> REQUIREMENT
Write out each line in which the string "ECMWF" is present.

···

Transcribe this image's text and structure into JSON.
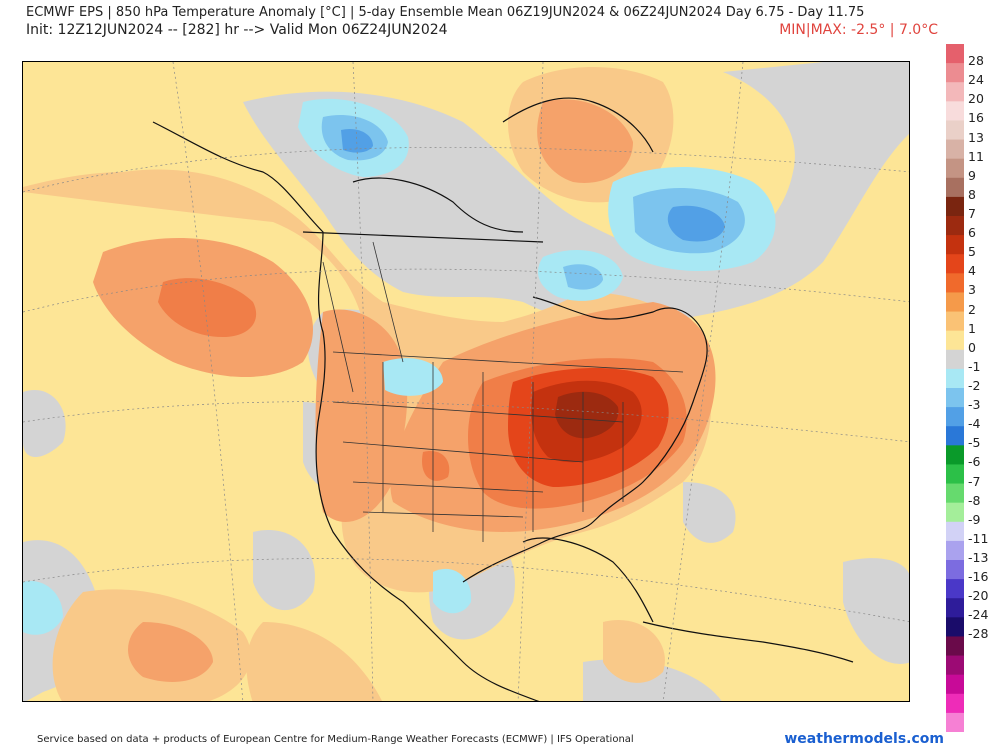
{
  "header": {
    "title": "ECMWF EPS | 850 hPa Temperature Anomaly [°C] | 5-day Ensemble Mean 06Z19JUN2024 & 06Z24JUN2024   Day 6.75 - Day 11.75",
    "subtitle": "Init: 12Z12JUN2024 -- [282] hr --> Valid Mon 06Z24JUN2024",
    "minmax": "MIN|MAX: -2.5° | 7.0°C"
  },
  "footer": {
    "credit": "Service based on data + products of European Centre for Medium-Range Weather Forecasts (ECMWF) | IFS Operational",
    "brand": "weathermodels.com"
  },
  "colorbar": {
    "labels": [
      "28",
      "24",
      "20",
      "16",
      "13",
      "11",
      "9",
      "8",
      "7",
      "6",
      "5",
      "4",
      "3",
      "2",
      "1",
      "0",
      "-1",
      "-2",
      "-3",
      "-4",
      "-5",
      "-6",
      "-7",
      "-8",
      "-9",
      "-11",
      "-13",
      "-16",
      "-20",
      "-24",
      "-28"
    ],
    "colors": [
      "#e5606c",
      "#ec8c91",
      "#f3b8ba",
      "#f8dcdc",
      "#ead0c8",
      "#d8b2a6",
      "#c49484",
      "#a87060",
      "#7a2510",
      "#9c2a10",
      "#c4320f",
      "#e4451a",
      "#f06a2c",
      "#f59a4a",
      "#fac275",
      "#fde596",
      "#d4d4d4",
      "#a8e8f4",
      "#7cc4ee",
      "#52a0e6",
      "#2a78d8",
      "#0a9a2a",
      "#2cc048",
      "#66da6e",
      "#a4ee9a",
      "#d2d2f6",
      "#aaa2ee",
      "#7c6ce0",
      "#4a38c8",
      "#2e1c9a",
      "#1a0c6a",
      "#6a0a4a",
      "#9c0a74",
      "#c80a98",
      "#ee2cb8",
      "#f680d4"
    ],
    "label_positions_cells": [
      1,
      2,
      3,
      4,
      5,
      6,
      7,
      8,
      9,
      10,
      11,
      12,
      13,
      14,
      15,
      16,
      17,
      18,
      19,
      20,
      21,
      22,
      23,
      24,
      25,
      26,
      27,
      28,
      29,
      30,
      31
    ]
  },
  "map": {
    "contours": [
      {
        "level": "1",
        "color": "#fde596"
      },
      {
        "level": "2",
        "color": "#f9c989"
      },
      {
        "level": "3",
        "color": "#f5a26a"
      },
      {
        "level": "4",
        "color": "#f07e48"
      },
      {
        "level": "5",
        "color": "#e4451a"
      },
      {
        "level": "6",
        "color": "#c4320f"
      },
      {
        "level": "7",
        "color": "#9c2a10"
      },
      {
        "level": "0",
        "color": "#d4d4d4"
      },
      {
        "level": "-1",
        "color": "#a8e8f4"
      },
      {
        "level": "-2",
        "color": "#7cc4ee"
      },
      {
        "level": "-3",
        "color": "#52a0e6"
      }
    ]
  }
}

···

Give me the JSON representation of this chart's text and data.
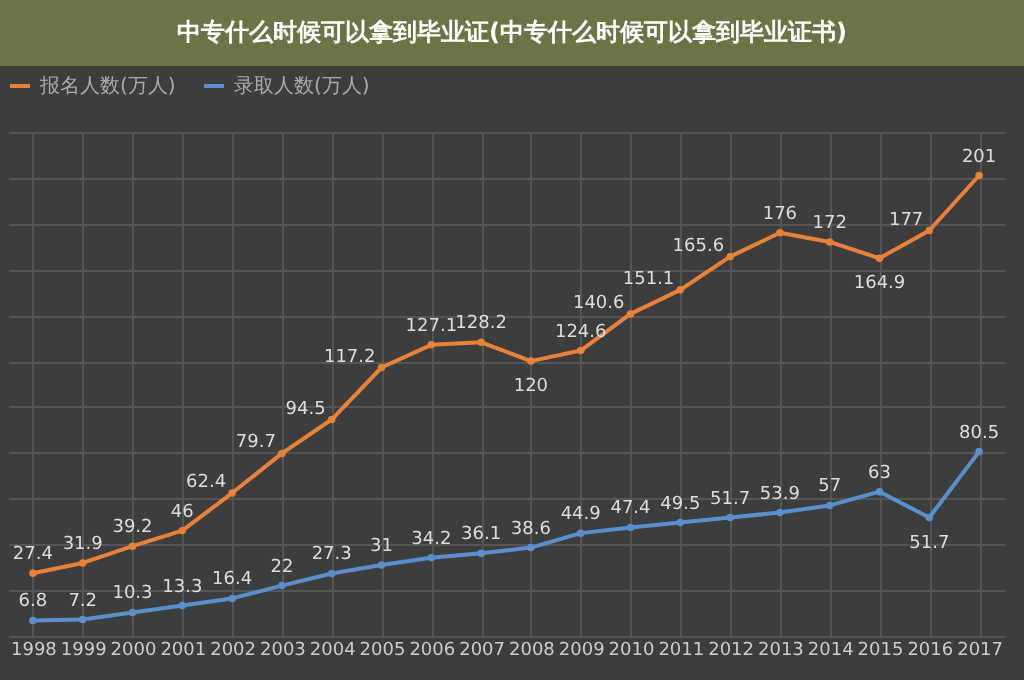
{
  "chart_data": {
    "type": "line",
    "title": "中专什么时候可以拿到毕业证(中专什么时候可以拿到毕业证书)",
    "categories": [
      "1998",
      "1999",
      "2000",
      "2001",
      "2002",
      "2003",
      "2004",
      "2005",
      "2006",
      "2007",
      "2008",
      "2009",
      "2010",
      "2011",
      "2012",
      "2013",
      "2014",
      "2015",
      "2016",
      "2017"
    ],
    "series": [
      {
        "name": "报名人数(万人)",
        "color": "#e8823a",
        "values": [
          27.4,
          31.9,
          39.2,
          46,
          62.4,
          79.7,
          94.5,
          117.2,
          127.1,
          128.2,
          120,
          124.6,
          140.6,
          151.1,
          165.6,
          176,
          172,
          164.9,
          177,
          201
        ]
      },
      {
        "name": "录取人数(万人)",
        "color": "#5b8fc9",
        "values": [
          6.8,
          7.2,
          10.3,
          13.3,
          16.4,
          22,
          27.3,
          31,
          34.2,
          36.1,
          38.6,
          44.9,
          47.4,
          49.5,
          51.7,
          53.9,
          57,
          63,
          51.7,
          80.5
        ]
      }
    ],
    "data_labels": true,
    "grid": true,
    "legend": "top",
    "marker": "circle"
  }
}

···

> RESULT BELOW
    "title": "ECMWF EPS | 850 hPa Temperature Anomaly [°C] | 5-day Ensemble Mean 06Z19JUN2024 & 06Z24JUN2024   Day 6.75 - Day 11.75",
    "credit": "Service based on data + products of European Centre for Medium-Range Weather Forecasts (ECMWF) | IFS Operational",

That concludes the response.